• TASK STATEMENT:
Copy out every line of the data from the one containing "- cell-value: 73.5°: [436, 259, 469, 277]" down to the one containing "- label-seat-angle: Seat", both included, without changing anything.

• DATA SHOWN:
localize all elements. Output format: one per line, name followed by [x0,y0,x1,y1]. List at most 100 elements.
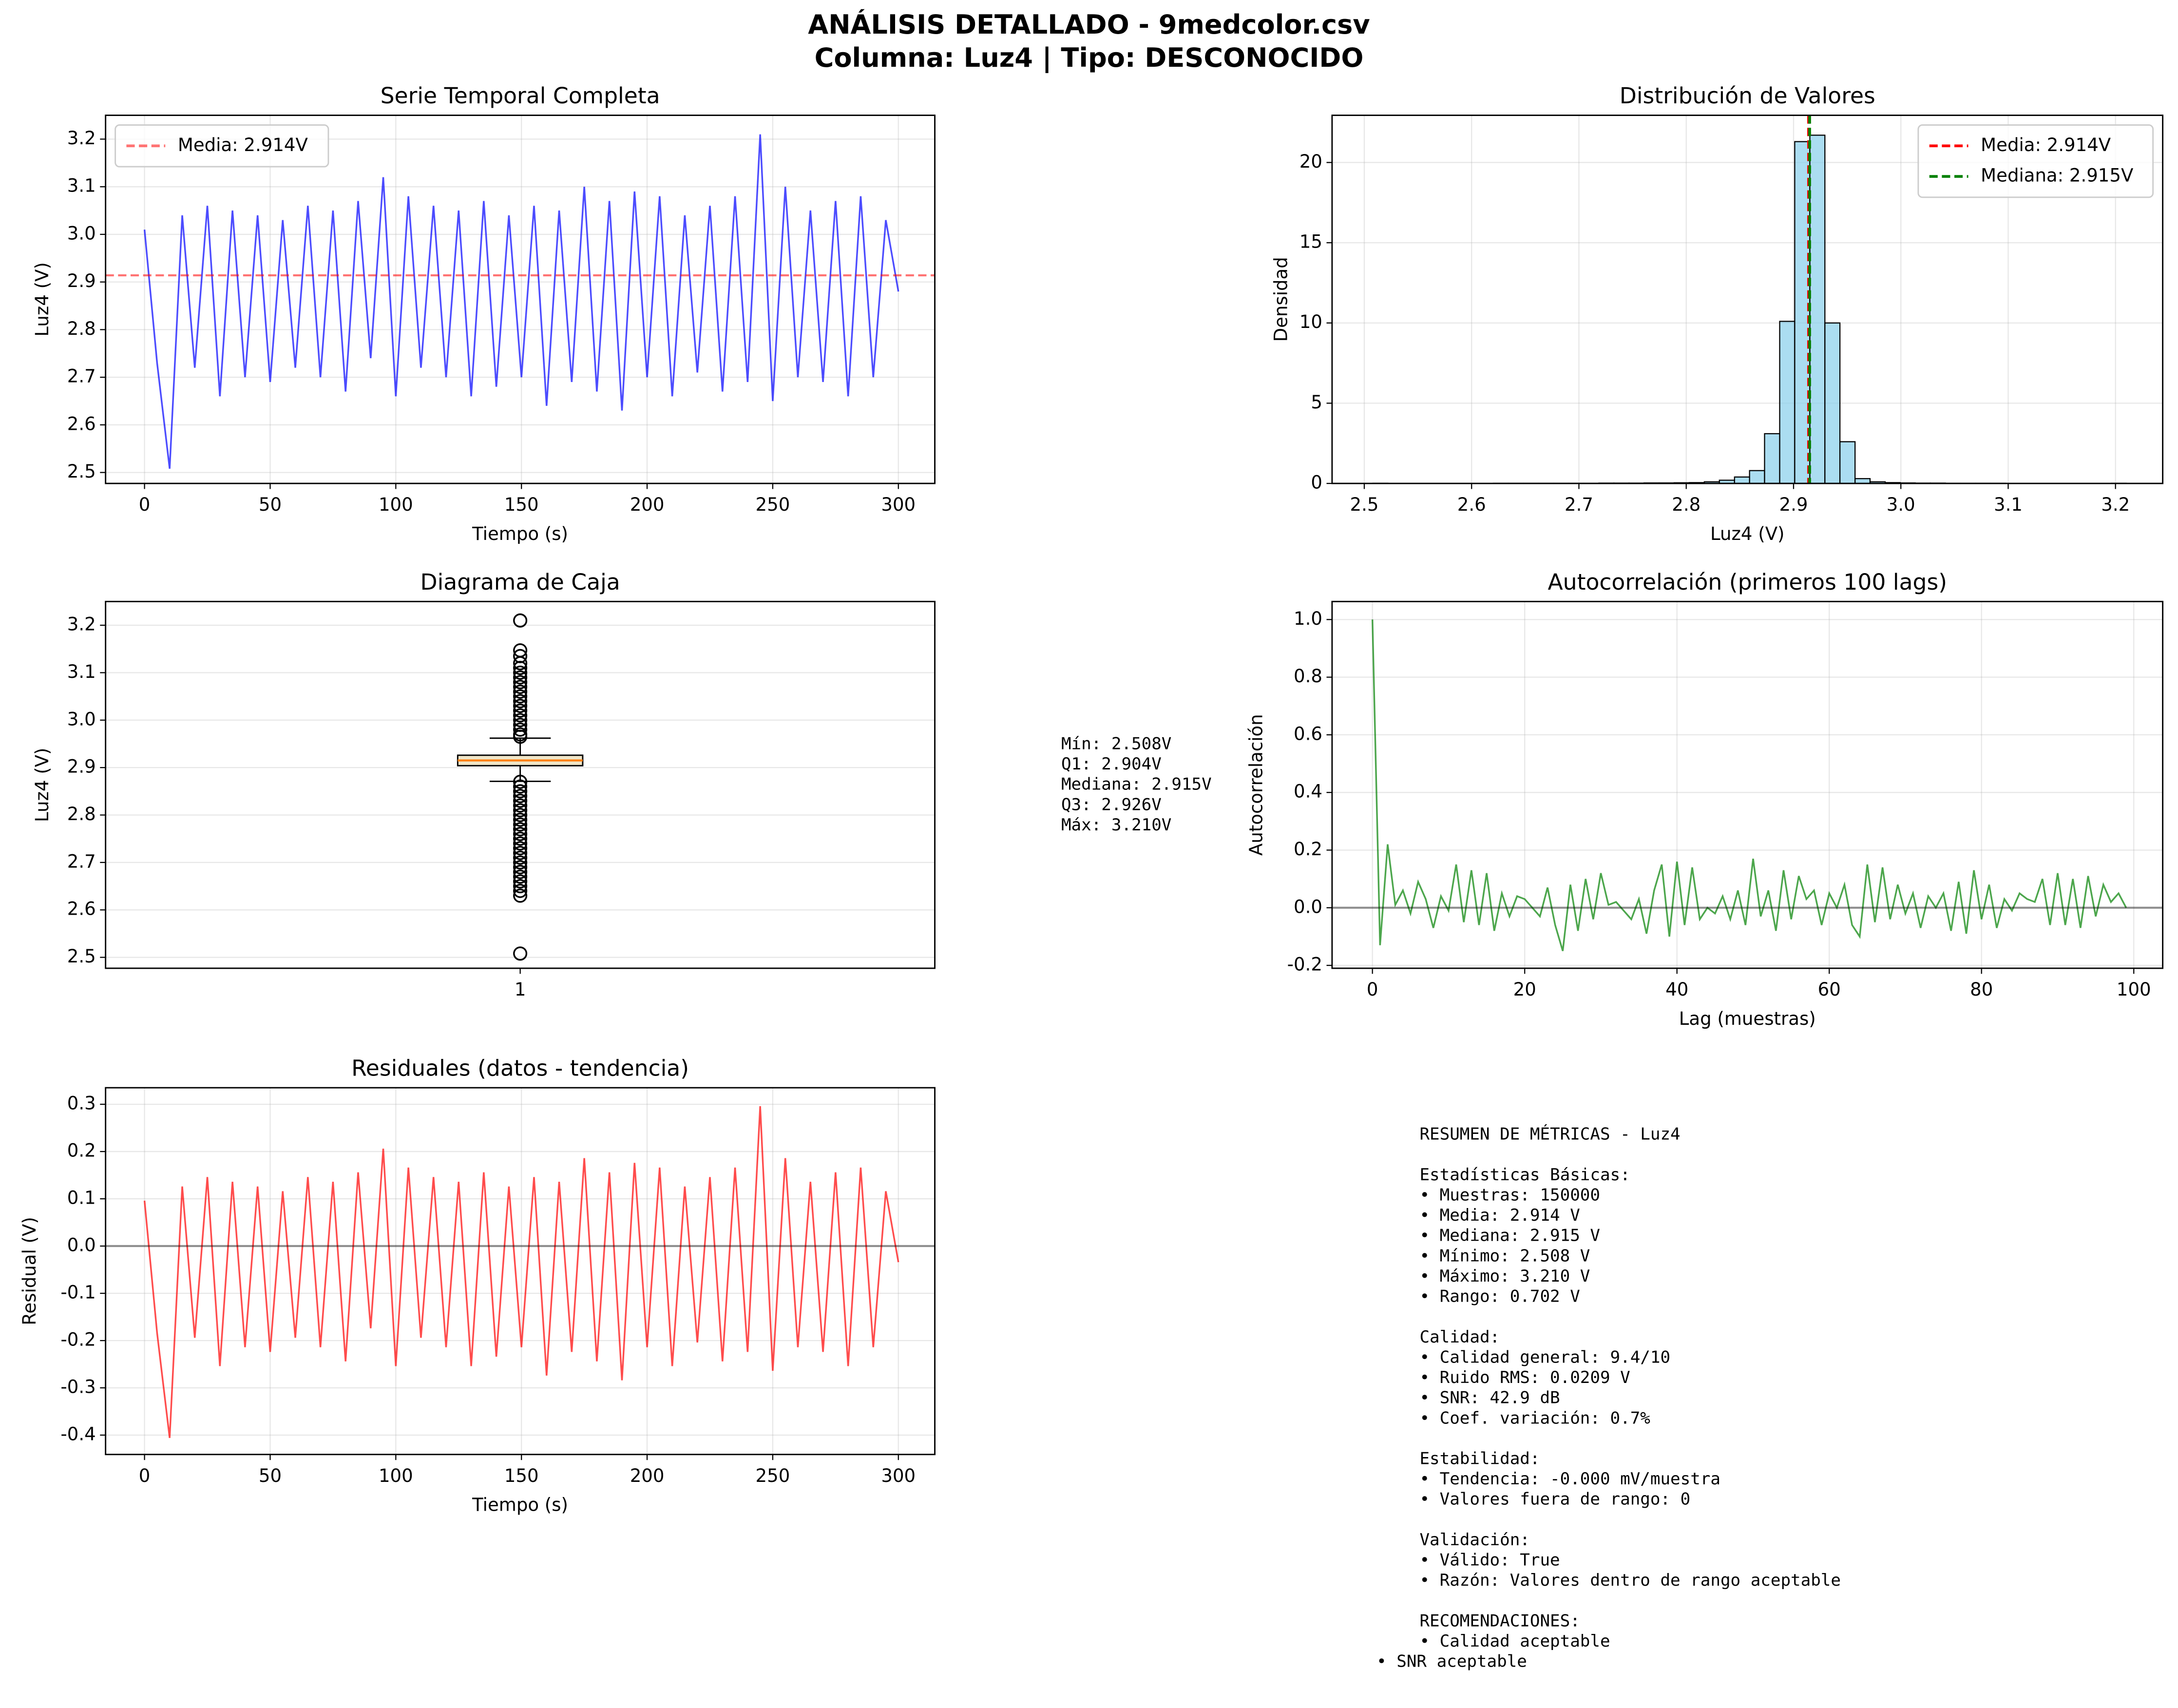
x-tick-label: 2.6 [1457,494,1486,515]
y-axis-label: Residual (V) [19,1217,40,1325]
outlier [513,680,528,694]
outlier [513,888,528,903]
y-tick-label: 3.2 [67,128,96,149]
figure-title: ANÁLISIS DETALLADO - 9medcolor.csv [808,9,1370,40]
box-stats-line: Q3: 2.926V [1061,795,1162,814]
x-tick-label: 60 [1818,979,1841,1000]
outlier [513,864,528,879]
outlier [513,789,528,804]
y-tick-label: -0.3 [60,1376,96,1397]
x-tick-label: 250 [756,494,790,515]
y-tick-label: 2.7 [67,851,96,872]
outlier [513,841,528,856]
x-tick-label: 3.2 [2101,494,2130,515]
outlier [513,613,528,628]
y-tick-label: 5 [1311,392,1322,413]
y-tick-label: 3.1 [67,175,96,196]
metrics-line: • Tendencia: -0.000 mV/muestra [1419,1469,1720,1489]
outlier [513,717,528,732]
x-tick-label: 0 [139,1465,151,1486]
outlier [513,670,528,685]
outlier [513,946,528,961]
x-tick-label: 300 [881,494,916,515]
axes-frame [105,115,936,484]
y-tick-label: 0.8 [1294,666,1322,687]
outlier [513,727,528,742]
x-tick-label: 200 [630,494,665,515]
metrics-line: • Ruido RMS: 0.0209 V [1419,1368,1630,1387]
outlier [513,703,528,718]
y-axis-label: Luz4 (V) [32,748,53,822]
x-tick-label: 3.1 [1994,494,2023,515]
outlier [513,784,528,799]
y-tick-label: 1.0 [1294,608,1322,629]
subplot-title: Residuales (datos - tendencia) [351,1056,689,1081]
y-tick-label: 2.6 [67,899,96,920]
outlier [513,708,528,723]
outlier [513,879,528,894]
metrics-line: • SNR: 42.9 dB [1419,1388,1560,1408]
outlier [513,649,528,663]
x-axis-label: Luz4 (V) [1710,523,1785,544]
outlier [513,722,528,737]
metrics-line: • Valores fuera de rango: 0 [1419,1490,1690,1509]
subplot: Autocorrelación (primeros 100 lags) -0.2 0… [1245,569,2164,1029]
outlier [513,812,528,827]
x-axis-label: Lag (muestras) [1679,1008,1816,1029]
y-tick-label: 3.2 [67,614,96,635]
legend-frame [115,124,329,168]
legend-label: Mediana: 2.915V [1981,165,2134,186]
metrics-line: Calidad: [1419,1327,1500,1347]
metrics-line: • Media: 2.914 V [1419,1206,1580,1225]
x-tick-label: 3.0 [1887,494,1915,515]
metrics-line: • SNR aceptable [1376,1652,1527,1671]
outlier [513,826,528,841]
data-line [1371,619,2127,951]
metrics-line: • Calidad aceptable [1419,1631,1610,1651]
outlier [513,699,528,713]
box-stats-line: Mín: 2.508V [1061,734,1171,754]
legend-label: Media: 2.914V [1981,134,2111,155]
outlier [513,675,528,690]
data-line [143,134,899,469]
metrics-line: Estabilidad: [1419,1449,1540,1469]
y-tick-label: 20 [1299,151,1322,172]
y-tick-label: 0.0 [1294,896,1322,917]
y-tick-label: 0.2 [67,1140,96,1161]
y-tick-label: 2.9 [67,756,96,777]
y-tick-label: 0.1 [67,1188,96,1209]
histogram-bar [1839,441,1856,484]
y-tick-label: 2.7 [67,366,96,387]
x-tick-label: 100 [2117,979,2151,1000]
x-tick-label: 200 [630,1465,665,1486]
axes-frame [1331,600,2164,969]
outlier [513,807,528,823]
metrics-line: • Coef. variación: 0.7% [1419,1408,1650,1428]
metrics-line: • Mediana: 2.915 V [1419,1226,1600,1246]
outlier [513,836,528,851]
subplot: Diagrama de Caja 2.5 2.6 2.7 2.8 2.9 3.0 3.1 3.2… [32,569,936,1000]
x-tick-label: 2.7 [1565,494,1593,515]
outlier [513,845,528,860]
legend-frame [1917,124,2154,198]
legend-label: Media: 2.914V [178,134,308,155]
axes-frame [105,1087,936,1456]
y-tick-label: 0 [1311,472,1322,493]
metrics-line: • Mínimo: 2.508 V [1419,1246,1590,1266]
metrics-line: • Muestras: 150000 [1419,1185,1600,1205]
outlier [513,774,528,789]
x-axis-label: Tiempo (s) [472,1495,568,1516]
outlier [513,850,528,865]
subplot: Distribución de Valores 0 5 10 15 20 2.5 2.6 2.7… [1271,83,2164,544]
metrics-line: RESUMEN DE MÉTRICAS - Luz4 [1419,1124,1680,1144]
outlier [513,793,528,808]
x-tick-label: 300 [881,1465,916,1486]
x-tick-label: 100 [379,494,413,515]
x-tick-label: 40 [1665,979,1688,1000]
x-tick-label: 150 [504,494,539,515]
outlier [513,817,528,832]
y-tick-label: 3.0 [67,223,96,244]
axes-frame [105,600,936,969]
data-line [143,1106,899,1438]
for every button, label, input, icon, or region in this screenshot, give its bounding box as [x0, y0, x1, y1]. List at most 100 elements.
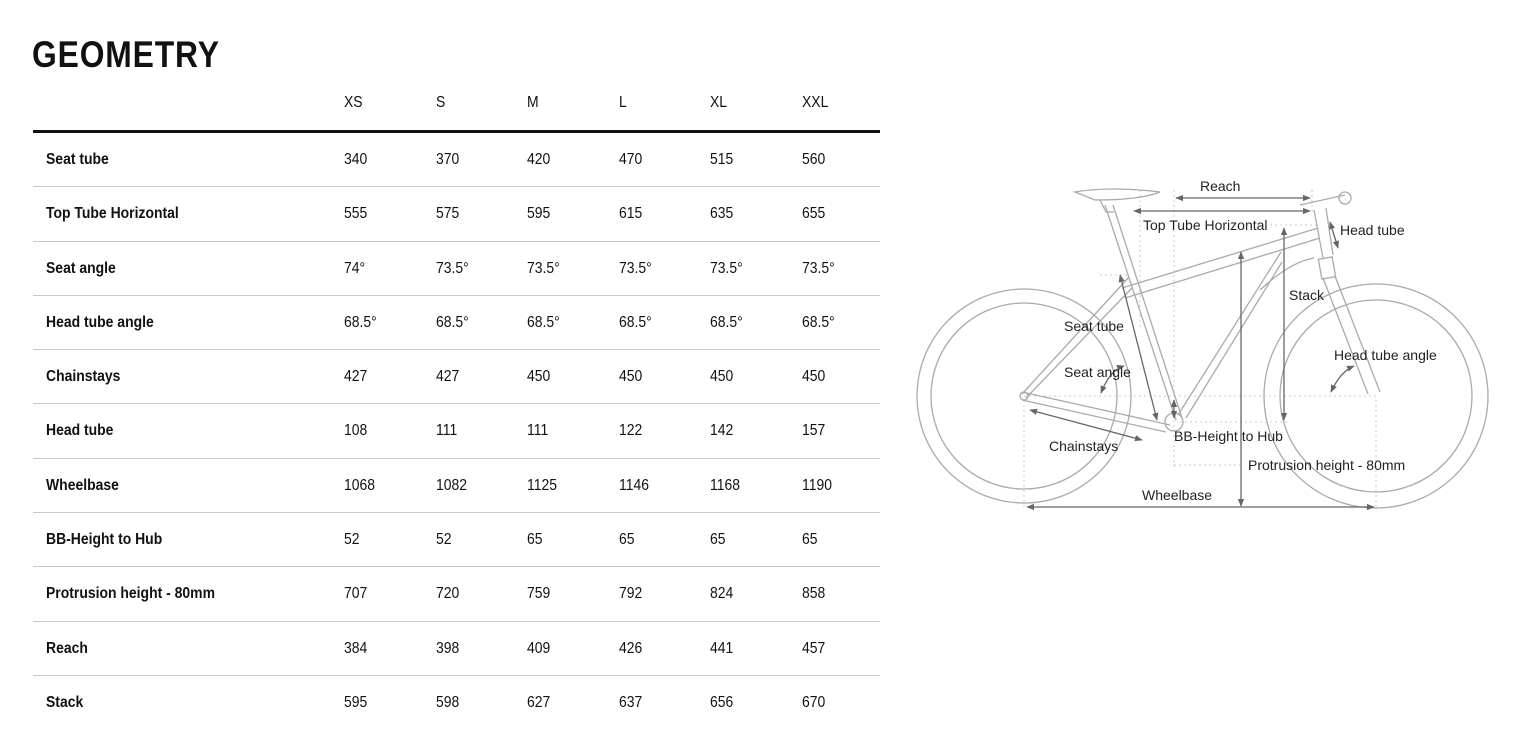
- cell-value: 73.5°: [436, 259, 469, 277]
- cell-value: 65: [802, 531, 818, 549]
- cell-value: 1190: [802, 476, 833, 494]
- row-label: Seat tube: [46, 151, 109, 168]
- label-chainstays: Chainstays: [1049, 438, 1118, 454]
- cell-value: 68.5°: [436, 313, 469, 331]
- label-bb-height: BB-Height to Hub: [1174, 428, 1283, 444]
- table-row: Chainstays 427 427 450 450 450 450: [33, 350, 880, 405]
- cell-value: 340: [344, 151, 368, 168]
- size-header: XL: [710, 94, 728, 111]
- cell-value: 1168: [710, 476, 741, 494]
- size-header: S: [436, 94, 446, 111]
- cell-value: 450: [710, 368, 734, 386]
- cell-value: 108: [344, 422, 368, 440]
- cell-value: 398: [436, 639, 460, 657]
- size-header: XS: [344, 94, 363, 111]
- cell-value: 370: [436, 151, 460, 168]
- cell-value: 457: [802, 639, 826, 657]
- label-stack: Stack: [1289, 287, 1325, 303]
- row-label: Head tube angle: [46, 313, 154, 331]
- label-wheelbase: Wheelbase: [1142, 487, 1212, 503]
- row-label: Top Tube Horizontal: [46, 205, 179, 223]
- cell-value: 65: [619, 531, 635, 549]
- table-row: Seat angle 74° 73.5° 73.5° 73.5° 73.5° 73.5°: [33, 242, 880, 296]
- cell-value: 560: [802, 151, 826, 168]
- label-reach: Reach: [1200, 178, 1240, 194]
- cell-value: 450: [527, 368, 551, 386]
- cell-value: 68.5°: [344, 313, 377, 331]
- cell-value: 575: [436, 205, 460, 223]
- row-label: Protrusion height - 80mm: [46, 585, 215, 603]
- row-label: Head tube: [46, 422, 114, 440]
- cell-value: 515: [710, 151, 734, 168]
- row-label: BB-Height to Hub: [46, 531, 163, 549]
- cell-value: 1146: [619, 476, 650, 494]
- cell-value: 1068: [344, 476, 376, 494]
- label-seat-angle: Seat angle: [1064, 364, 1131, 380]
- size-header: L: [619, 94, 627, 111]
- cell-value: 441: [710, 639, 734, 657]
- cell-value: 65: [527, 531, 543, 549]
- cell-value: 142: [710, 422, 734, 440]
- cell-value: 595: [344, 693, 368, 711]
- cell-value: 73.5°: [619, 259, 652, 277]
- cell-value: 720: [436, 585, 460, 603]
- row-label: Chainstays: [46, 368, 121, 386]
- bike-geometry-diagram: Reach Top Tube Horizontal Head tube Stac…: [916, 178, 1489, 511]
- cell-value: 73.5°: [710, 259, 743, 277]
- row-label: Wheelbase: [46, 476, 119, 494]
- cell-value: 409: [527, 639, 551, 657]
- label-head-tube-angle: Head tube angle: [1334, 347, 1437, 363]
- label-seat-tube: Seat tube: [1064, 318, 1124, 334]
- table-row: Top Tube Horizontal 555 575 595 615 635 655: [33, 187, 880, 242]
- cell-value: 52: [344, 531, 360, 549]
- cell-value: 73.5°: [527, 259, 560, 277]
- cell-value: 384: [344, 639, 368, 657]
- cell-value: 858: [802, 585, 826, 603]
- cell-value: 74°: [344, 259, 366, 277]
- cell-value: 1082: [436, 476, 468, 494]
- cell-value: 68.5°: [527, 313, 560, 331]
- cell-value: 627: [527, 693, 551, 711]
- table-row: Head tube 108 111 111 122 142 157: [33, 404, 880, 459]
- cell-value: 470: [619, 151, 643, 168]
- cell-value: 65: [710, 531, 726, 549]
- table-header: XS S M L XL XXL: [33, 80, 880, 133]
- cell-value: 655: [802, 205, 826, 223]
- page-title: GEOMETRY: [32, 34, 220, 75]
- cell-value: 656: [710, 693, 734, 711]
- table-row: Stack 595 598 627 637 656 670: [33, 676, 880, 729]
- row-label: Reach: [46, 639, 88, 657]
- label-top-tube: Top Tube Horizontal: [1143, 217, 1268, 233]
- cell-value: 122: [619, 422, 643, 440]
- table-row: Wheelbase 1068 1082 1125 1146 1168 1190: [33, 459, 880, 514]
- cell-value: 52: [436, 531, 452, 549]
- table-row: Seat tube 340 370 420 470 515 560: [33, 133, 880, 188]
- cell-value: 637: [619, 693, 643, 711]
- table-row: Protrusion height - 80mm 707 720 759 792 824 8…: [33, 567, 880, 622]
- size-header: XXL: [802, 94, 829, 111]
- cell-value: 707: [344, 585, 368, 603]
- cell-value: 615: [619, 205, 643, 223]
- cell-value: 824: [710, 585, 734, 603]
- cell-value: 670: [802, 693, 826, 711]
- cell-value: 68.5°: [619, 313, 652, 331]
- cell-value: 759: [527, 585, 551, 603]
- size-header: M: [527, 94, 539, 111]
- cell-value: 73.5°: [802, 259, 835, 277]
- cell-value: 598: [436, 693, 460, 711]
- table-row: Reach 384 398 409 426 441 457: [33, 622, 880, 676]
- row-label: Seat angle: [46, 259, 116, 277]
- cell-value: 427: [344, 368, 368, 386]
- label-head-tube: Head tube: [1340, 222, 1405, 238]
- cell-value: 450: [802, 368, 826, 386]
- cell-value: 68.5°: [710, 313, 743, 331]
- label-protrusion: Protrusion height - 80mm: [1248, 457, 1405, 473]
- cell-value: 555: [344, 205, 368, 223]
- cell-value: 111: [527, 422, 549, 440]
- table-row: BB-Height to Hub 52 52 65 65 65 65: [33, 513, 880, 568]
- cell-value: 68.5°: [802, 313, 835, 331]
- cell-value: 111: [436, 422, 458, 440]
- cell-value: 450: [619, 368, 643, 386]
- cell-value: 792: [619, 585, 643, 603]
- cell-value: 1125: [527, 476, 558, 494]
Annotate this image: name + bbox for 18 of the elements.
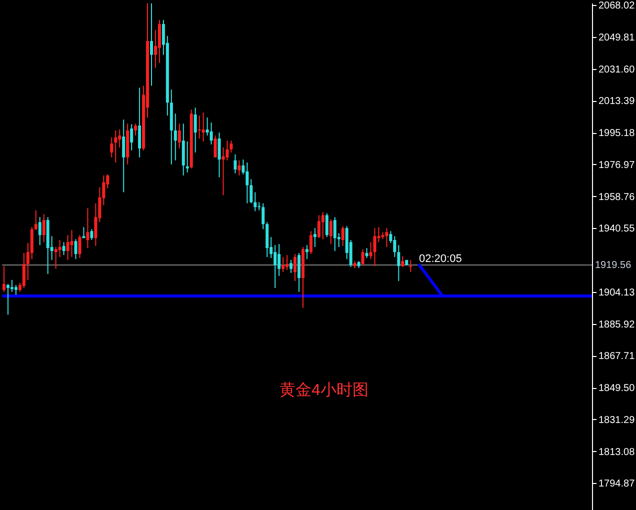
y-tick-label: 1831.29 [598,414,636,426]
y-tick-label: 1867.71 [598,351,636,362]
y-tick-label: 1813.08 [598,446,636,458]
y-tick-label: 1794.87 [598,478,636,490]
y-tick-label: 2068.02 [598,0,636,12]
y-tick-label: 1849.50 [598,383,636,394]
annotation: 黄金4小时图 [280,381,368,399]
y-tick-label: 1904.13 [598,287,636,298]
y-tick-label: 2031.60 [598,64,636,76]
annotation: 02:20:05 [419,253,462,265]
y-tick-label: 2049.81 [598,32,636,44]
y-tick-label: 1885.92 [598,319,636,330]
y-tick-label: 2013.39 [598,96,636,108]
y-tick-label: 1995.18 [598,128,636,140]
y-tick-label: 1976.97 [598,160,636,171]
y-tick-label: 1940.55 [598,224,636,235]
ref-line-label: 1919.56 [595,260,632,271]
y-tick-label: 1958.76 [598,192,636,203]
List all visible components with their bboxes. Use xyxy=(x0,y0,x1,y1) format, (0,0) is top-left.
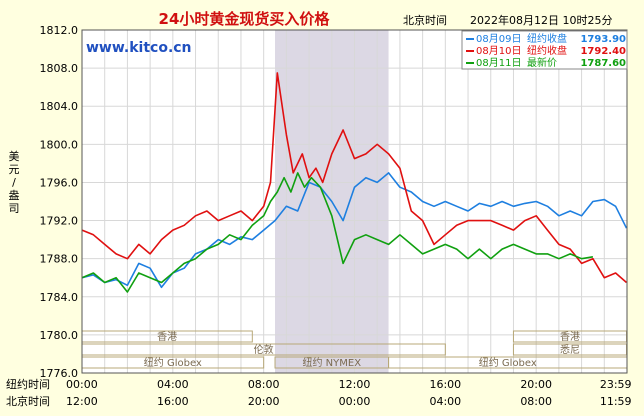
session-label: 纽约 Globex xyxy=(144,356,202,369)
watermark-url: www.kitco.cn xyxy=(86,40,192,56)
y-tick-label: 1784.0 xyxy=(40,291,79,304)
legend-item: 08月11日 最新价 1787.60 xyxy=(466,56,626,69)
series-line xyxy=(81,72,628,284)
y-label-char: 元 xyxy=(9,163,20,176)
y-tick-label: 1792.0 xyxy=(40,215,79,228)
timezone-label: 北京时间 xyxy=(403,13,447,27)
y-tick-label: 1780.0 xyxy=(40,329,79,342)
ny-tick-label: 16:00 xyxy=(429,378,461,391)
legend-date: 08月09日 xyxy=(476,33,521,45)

• FULL RESPONSE:
- cell-value: 73.5°: [436, 259, 469, 277]
- cell-value: 65: [802, 531, 818, 549]
- cell-value: 1190: [802, 476, 833, 494]
- row-label: Seat tube: [46, 151, 109, 168]
- label-chainstays: Chainstays: [1049, 438, 1118, 454]
- cell-value: 68.5°: [436, 313, 469, 331]
- label-bb-height: BB-Height to Hub: [1174, 428, 1283, 444]
- table-row: Chainstays 427 427 450 450 450 450: [33, 350, 880, 405]
- cell-value: 340: [344, 151, 368, 168]
- size-header: XL: [710, 94, 728, 111]
- cell-value: 1168: [710, 476, 741, 494]
- size-header: S: [436, 94, 446, 111]
- cell-value: 450: [710, 368, 734, 386]
- cell-value: 108: [344, 422, 368, 440]
- cell-value: 398: [436, 639, 460, 657]
- size-header: XS: [344, 94, 363, 111]
- cell-value: 370: [436, 151, 460, 168]
- cell-value: 457: [802, 639, 826, 657]
- label-stack: Stack: [1289, 287, 1325, 303]
- row-label: Head tube angle: [46, 313, 154, 331]
- label-wheelbase: Wheelbase: [1142, 487, 1212, 503]
- row-label: Top Tube Horizontal: [46, 205, 179, 223]
- cell-value: 65: [619, 531, 635, 549]
- table-row: Seat angle 74° 73.5° 73.5° 73.5° 73.5° 73.5°: [33, 242, 880, 296]
- cell-value: 560: [802, 151, 826, 168]
- label-reach: Reach: [1200, 178, 1240, 194]
- cell-value: 450: [527, 368, 551, 386]
- cell-value: 68.5°: [344, 313, 377, 331]
- cell-value: 575: [436, 205, 460, 223]
- row-label: Protrusion height - 80mm: [46, 585, 215, 603]
- row-label: Head tube: [46, 422, 114, 440]
- cell-value: 515: [710, 151, 734, 168]
- row-label: BB-Height to Hub: [46, 531, 163, 549]
- cell-value: 1146: [619, 476, 650, 494]
- cell-value: 1068: [344, 476, 376, 494]
- label-seat-angle: Seat angle: [1064, 364, 1131, 380]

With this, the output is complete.